= Dataset items =
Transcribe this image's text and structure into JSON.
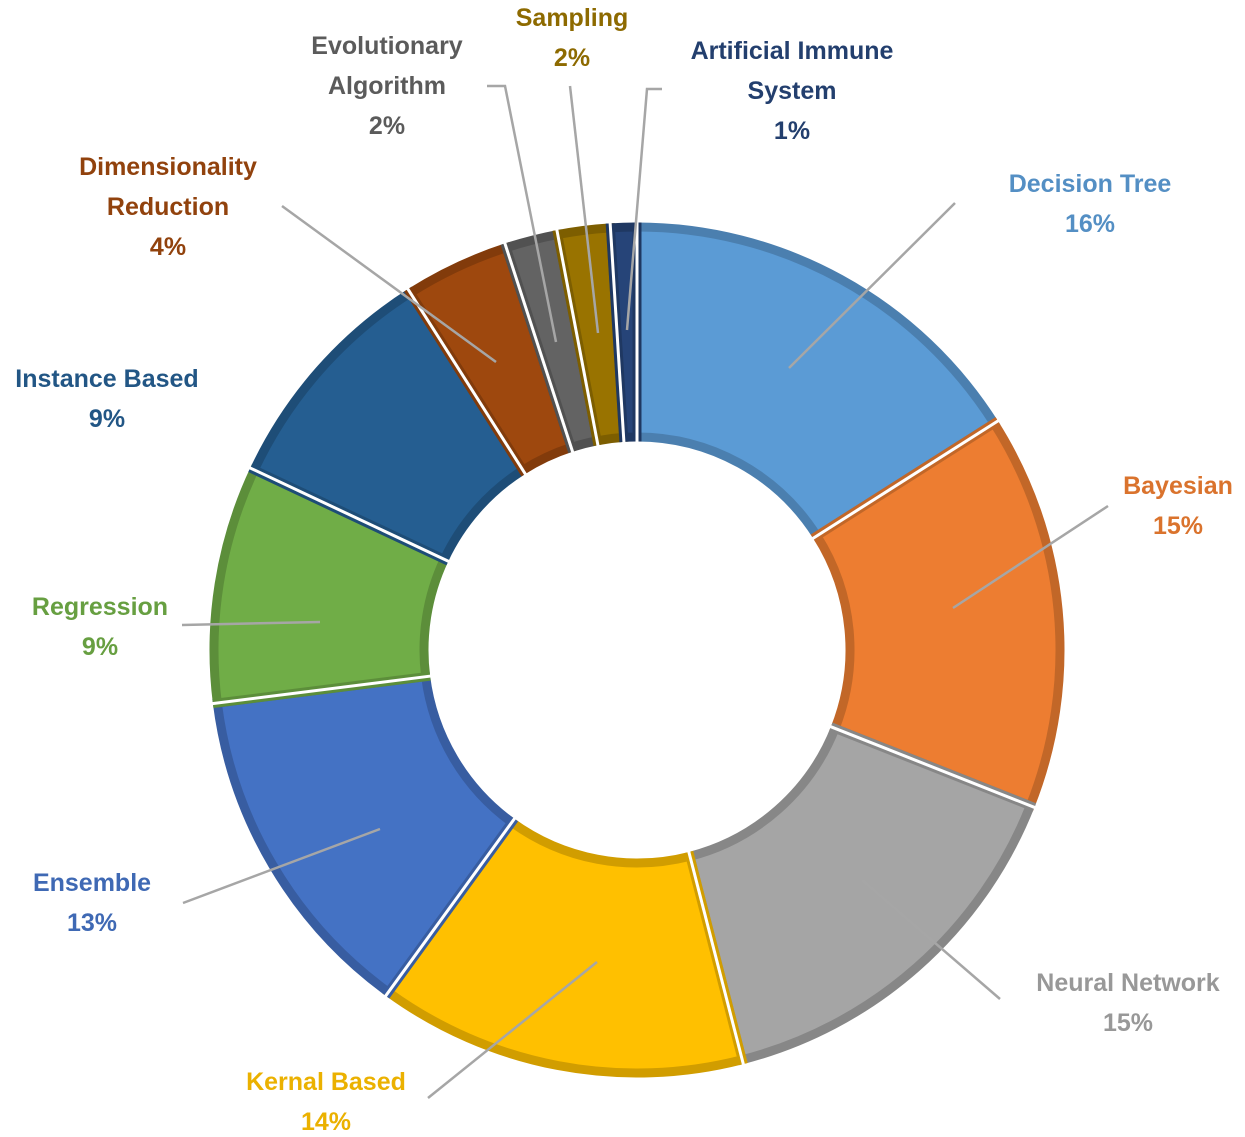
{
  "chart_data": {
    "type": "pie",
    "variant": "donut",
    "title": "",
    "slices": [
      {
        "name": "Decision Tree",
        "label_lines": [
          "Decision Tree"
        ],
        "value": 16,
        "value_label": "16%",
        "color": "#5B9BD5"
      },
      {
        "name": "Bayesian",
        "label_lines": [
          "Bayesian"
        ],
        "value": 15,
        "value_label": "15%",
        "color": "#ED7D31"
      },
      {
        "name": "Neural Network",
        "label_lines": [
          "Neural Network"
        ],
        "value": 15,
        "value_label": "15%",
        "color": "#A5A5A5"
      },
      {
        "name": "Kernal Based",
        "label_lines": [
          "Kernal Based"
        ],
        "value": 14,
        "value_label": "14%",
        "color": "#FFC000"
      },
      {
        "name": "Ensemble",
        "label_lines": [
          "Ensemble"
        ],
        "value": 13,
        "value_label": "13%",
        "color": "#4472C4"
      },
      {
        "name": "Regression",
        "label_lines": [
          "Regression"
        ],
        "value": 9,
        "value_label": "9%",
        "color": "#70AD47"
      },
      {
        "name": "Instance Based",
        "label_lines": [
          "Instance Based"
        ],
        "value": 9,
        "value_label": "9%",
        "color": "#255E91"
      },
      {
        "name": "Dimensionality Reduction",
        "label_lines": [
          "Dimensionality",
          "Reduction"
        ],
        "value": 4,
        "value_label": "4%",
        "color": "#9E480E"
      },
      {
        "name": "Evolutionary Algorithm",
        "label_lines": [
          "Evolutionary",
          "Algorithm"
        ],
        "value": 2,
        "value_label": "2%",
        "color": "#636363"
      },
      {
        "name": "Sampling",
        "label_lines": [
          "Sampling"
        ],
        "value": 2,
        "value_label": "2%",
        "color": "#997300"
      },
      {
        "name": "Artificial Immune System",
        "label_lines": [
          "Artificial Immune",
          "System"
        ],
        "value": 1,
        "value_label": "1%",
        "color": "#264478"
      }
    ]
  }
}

= WHAT YOU SHOULD DO =
Quote each entry above verbatim and drop the pictures.

= EXERCISE ANSWER =
Transcribe this image's text and structure into JSON.
{
  "chart_data": {
    "type": "pie",
    "variant": "donut",
    "title": "",
    "slices": [
      {
        "name": "Decision Tree",
        "label_lines": [
          "Decision Tree"
        ],
        "value": 16,
        "value_label": "16%",
        "color": "#5B9BD5"
      },
      {
        "name": "Bayesian",
        "label_lines": [
          "Bayesian"
        ],
        "value": 15,
        "value_label": "15%",
        "color": "#ED7D31"
      },
      {
        "name": "Neural Network",
        "label_lines": [
          "Neural Network"
        ],
        "value": 15,
        "value_label": "15%",
        "color": "#A5A5A5"
      },
      {
        "name": "Kernal Based",
        "label_lines": [
          "Kernal Based"
        ],
        "value": 14,
        "value_label": "14%",
        "color": "#FFC000"
      },
      {
        "name": "Ensemble",
        "label_lines": [
          "Ensemble"
        ],
        "value": 13,
        "value_label": "13%",
        "color": "#4472C4"
      },
      {
        "name": "Regression",
        "label_lines": [
          "Regression"
        ],
        "value": 9,
        "value_label": "9%",
        "color": "#70AD47"
      },
      {
        "name": "Instance Based",
        "label_lines": [
          "Instance Based"
        ],
        "value": 9,
        "value_label": "9%",
        "color": "#255E91"
      },
      {
        "name": "Dimensionality Reduction",
        "label_lines": [
          "Dimensionality",
          "Reduction"
        ],
        "value": 4,
        "value_label": "4%",
        "color": "#9E480E"
      },
      {
        "name": "Evolutionary Algorithm",
        "label_lines": [
          "Evolutionary",
          "Algorithm"
        ],
        "value": 2,
        "value_label": "2%",
        "color": "#636363"
      },
      {
        "name": "Sampling",
        "label_lines": [
          "Sampling"
        ],
        "value": 2,
        "value_label": "2%",
        "color": "#997300"
      },
      {
        "name": "Artificial Immune System",
        "label_lines": [
          "Artificial Immune",
          "System"
        ],
        "value": 1,
        "value_label": "1%",
        "color": "#264478"
      }
    ]
  }
}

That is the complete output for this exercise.